● Problem details: Copy each line below without leaving any out.

● Data to use:
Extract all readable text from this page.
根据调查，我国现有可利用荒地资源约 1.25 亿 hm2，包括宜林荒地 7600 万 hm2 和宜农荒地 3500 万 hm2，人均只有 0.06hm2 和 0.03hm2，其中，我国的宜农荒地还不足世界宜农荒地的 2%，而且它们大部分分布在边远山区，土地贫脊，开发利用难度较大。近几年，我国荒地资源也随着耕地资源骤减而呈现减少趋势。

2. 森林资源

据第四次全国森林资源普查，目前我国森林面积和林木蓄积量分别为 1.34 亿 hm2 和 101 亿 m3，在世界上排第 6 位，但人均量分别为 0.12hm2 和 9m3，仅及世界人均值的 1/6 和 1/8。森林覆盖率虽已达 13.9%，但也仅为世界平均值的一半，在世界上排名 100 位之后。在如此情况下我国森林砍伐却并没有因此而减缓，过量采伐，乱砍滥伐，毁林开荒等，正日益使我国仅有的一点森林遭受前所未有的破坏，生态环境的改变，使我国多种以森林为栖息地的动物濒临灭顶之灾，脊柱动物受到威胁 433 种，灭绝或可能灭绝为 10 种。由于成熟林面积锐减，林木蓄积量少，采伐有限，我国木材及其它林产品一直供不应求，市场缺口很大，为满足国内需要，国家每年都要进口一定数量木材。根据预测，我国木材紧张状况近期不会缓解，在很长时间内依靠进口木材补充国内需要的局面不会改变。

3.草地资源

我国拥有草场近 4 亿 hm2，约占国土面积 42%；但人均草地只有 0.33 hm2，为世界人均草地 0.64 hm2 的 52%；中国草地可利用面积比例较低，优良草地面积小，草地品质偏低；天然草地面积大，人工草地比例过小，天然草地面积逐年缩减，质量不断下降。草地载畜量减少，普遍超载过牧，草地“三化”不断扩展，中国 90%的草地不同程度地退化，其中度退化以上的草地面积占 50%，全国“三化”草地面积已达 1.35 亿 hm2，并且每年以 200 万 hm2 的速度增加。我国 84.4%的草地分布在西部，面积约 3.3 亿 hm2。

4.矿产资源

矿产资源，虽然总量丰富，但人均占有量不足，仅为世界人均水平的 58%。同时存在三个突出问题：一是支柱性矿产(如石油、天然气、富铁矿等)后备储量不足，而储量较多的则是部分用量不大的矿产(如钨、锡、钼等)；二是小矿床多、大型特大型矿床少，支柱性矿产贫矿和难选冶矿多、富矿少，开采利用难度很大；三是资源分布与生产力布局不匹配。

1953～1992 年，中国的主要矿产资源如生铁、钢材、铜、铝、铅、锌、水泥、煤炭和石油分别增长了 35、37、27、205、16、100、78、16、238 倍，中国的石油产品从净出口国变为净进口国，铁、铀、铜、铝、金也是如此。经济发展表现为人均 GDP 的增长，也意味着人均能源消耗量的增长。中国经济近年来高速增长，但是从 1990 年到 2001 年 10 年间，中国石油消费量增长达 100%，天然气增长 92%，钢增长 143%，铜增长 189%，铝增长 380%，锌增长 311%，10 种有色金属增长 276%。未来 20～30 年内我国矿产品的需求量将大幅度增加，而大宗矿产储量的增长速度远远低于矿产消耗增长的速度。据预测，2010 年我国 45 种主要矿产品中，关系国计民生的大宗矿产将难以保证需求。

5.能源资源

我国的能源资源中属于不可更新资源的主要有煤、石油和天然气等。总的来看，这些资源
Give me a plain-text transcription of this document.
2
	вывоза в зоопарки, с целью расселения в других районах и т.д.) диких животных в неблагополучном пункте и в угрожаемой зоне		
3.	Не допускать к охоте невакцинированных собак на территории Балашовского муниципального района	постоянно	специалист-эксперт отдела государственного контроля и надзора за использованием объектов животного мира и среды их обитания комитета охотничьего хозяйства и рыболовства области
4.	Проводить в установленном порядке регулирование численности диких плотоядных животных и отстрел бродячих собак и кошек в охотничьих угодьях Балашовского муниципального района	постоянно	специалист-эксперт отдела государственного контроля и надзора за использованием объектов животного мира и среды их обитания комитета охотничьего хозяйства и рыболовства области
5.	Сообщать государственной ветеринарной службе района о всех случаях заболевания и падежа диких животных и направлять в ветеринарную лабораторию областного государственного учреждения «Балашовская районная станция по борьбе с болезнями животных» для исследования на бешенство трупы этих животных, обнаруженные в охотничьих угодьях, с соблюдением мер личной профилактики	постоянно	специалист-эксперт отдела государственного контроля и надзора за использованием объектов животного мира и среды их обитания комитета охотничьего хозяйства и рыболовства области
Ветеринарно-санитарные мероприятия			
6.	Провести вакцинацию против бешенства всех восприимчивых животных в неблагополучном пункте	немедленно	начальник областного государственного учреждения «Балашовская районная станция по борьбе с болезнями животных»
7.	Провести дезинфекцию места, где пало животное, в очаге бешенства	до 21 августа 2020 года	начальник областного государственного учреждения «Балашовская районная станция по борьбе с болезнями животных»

● The reply:
Extract all readable text from this page.
根据调查，我国现有可利用荒地资源约 1.25 亿 hm2，包括宜林荒地 7600 万 hm2 和宜农荒地 3500 万 hm2，人均只有 0.06hm2 和 0.03hm2，其中，我国的宜农荒地还不足世界宜农荒地的 2%，而且它们大部分分布在边远山区，土地贫脊，开发利用难度较大。近几年，我国荒地资源也随着耕地资源骤减而呈现减少趋势。

2. 森林资源

据第四次全国森林资源普查，目前我国森林面积和林木蓄积量分别为 1.34 亿 hm2 和 101 亿 m3，在世界上排第 6 位，但人均量分别为 0.12hm2 和 9m3，仅及世界人均值的 1/6 和 1/8。森林覆盖率虽已达 13.9%，但也仅为世界平均值的一半，在世界上排名 100 位之后。在如此情况下我国森林砍伐却并没有因此而减缓，过量采伐，乱砍滥伐，毁林开荒等，正日益使我国仅有的一点森林遭受前所未有的破坏，生态环境的改变，使我国多种以森林为栖息地的动物濒临灭顶之灾，脊柱动物受到威胁 433 种，灭绝或可能灭绝为 10 种。由于成熟林面积锐减，林木蓄积量少，采伐有限，我国木材及其它林产品一直供不应求，市场缺口很大，为满足国内需要，国家每年都要进口一定数量木材。根据预测，我国木材紧张状况近期不会缓解，在很长时间内依靠进口木材补充国内需要的局面不会改变。

3.草地资源

我国拥有草场近 4 亿 hm2，约占国土面积 42%；但人均草地只有 0.33 hm2，为世界人均草地 0.64 hm2 的 52%；中国草地可利用面积比例较低，优良草地面积小，草地品质偏低；天然草地面积大，人工草地比例过小，天然草地面积逐年缩减，质量不断下降。草地载畜量减少，普遍超载过牧，草地“三化”不断扩展，中国 90%的草地不同程度地退化，其中度退化以上的草地面积占 50%，全国“三化”草地面积已达 1.35 亿 hm2，并且每年以 200 万 hm2 的速度增加。我国 84.4%的草地分布在西部，面积约 3.3 亿 hm2。

4.矿产资源

矿产资源，虽然总量丰富，但人均占有量不足，仅为世界人均水平的 58%。同时存在三个突出问题：一是支柱性矿产(如石油、天然气、富铁矿等)后备储量不足，而储量较多的则是部分用量不大的矿产(如钨、锡、钼等)；二是小矿床多、大型特大型矿床少，支柱性矿产贫矿和难选冶矿多、富矿少，开采利用难度很大；三是资源分布与生产力布局不匹配。

1953～1992 年，中国的主要矿产资源如生铁、钢材、铜、铝、铅、锌、水泥、煤炭和石油分别增长了 35、37、27、205、16、100、78、16、238 倍，中国的石油产品从净出口国变为净进口国，铁、铀、铜、铝、金也是如此。经济发展表现为人均 GDP 的增长，也意味着人均能源消耗量的增长。中国经济近年来高速增长，但是从 1990 年到 2001 年 10 年间，中国石油消费量增长达 100%，天然气增长 92%，钢增长 143%，铜增长 189%，铝增长 380%，锌增长 311%，10 种有色金属增长 276%。未来 20～30 年内我国矿产品的需求量将大幅度增加，而大宗矿产储量的增长速度远远低于矿产消耗增长的速度。据预测，2010 年我国 45 种主要矿产品中，关系国计民生的大宗矿产将难以保证需求。

5.能源资源

我国的能源资源中属于不可更新资源的主要有煤、石油和天然气等。总的来看，这些资源
Give me a plain-text transcription of this document.
2
	вывоза в зоопарки, с целью расселения в других районах и т.д.) диких животных в неблагополучном пункте и в угрожаемой зоне		
3.	Не допускать к охоте невакцинированных собак на территории Балашовского муниципального района	постоянно	специалист-эксперт отдела государственного контроля и надзора за использованием объектов животного мира и среды их обитания комитета охотничьего хозяйства и рыболовства области
4.	Проводить в установленном порядке регулирование численности диких плотоядных животных и отстрел бродячих собак и кошек в охотничьих угодьях Балашовского муниципального района	постоянно	специалист-эксперт отдела государственного контроля и надзора за использованием объектов животного мира и среды их обитания комитета охотничьего хозяйства и рыболовства области
5.	Сообщать государственной ветеринарной службе района о всех случаях заболевания и падежа диких животных и направлять в ветеринарную лабораторию областного государственного учреждения «Балашовская районная станция по борьбе с болезнями животных» для исследования на бешенство трупы этих животных, обнаруженные в охотничьих угодьях, с соблюдением мер личной профилактики	постоянно	специалист-эксперт отдела государственного контроля и надзора за использованием объектов животного мира и среды их обитания комитета охотничьего хозяйства и рыболовства области
Ветеринарно-санитарные мероприятия			
6.	Провести вакцинацию против бешенства всех восприимчивых животных в неблагополучном пункте	немедленно	начальник областного государственного учреждения «Балашовская районная станция по борьбе с болезнями животных»
7.	Провести дезинфекцию места, где пало животное, в очаге бешенства	до 21 августа 2020 года	начальник областного государственного учреждения «Балашовская районная станция по борьбе с болезнями животных»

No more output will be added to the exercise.